Economic outlook more positive again
The CBS Business Cycle Tracer is a tool to monitor the state and the cycle of the Dutch economy with 13 key macro-economic indicators. It provides a coherent macro-economic picture based on all the figures published by CBS over the past month or quarter and does not necessarily represent the situation at the level of individual households, businesses or regions.
|Year||Month||cycle (distance to the long-term trend (=0))|
Consumer confidence virtually unchanged, producer confidence deteriorated
In September, confidence among Dutch consumers has hardly changed. However, producer confidence deteriorated in August. Both consumer and producer confidence are positioned above their long-term average.
|Year||Month||Consumer confidence (average of the component questions)||Producer confidence (average of the component questions)|
Higher exports, investments and household consumption
Consumers spent 4.8 percent more in July 2021 than in the same month last year. The growth rate was lower than in May and June, when household consumption was up by 11.0 and 6.7 percent year-on-year, respectively. This can largely be attributed to the low household consumption level in the spring of 2020 as a result of the first lockdown. In July 2021, household consumption was 2.1 percent higher than in July 2019.

[Data items]
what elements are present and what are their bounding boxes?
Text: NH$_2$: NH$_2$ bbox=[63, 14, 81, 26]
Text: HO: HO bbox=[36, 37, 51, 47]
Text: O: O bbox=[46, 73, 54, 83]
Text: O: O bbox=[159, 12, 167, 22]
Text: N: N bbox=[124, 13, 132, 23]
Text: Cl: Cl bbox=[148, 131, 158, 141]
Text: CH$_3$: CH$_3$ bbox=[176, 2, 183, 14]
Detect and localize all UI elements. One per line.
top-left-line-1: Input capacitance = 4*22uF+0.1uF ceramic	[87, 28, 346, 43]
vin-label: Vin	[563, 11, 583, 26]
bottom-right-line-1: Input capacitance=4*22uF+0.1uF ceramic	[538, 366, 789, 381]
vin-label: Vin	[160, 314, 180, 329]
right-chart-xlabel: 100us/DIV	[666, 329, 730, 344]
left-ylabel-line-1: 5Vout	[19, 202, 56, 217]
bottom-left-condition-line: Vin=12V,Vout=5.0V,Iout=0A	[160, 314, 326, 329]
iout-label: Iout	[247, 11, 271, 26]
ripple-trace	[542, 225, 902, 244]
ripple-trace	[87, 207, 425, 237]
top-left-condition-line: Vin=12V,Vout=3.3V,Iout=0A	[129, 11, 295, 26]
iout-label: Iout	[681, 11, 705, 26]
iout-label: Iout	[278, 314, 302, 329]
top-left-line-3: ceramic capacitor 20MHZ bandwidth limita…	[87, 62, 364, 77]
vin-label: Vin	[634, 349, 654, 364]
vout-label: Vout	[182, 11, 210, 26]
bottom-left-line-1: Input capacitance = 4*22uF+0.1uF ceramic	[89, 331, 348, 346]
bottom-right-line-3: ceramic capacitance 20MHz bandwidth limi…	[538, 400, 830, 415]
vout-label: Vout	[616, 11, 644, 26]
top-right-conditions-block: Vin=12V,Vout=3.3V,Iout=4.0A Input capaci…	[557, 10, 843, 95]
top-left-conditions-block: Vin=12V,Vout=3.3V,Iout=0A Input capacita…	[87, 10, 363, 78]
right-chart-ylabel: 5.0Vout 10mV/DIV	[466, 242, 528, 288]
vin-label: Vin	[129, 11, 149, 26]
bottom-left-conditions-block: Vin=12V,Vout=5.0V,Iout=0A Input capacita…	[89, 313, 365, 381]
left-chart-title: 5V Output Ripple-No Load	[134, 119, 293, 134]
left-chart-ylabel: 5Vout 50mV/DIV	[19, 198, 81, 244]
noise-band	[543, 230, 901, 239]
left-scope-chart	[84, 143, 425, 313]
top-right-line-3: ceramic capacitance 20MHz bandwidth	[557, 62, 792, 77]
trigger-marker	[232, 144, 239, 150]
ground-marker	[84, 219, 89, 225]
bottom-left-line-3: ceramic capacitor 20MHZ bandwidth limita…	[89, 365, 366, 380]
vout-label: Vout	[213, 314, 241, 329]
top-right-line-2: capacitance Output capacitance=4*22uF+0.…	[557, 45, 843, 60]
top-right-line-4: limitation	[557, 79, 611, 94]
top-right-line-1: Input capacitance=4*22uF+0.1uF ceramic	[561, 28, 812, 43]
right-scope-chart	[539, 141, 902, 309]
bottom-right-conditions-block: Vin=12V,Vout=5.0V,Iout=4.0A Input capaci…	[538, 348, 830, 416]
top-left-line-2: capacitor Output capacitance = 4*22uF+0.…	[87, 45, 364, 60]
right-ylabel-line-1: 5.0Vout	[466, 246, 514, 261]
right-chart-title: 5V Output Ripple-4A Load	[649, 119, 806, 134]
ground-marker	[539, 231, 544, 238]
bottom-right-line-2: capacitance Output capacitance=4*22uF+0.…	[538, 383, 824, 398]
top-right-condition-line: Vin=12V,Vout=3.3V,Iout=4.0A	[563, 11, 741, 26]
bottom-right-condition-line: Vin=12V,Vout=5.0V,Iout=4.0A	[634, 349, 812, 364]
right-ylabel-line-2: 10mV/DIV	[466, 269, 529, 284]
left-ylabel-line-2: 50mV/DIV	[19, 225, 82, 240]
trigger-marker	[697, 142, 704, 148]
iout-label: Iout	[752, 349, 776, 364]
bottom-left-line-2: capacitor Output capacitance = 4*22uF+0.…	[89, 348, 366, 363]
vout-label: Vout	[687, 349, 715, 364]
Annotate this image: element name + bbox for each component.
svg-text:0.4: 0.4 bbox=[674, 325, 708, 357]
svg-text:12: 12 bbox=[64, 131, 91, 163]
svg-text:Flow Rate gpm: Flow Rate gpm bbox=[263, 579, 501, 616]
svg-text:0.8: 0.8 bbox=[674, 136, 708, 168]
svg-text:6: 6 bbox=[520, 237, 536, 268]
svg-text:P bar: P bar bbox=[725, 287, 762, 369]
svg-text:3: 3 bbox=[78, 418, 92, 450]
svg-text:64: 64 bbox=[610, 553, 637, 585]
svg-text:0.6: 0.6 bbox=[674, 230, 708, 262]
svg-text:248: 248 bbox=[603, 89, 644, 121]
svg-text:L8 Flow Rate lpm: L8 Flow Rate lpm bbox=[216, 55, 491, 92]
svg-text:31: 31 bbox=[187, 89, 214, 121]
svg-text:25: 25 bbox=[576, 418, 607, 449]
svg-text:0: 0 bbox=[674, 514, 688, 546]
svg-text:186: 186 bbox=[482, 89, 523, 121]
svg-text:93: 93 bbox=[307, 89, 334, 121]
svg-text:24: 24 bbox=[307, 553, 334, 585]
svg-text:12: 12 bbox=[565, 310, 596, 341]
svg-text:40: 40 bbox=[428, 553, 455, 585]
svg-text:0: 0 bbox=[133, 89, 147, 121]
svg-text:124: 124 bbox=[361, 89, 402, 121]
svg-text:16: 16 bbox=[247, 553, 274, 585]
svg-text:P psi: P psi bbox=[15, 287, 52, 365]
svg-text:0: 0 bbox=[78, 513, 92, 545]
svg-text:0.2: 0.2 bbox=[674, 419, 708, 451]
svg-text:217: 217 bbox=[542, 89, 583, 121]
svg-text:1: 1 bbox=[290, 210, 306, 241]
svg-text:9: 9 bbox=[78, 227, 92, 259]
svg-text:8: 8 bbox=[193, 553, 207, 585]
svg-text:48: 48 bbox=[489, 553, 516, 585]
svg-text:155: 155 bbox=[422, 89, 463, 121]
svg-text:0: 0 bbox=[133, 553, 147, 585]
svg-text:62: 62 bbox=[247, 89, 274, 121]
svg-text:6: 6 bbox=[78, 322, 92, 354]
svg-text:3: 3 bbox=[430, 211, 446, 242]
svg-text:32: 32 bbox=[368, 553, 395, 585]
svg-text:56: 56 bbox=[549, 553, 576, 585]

- **Given problem**
Can you carry on the Dutch economic outlook passage from its final sentence, the one on household consumption in July 2021? The entries are separate material, unrelated to the Dutch economic outlook passage.

- **Reply to the task**
In July 2021, the total volume of goods exports was up by 8.4 percent year-on-year. The increase was mainly seen in exports of machinery, chemical and metal products. Compared to July 2019, exports were 8.8 percent higher. The volume of imports in July was up by 8.0 percent year-on-year and by 5.9 percent relative to July 2019.
The volume of investments in tangible fixed assets rose by 4.2 percent year-on-year in July 2021. There were mainly more investments in dwellings and buildings, but fewer investments in passenger cars and infrastructure. Compared to July 2019, investments were approximately 1 percent higher.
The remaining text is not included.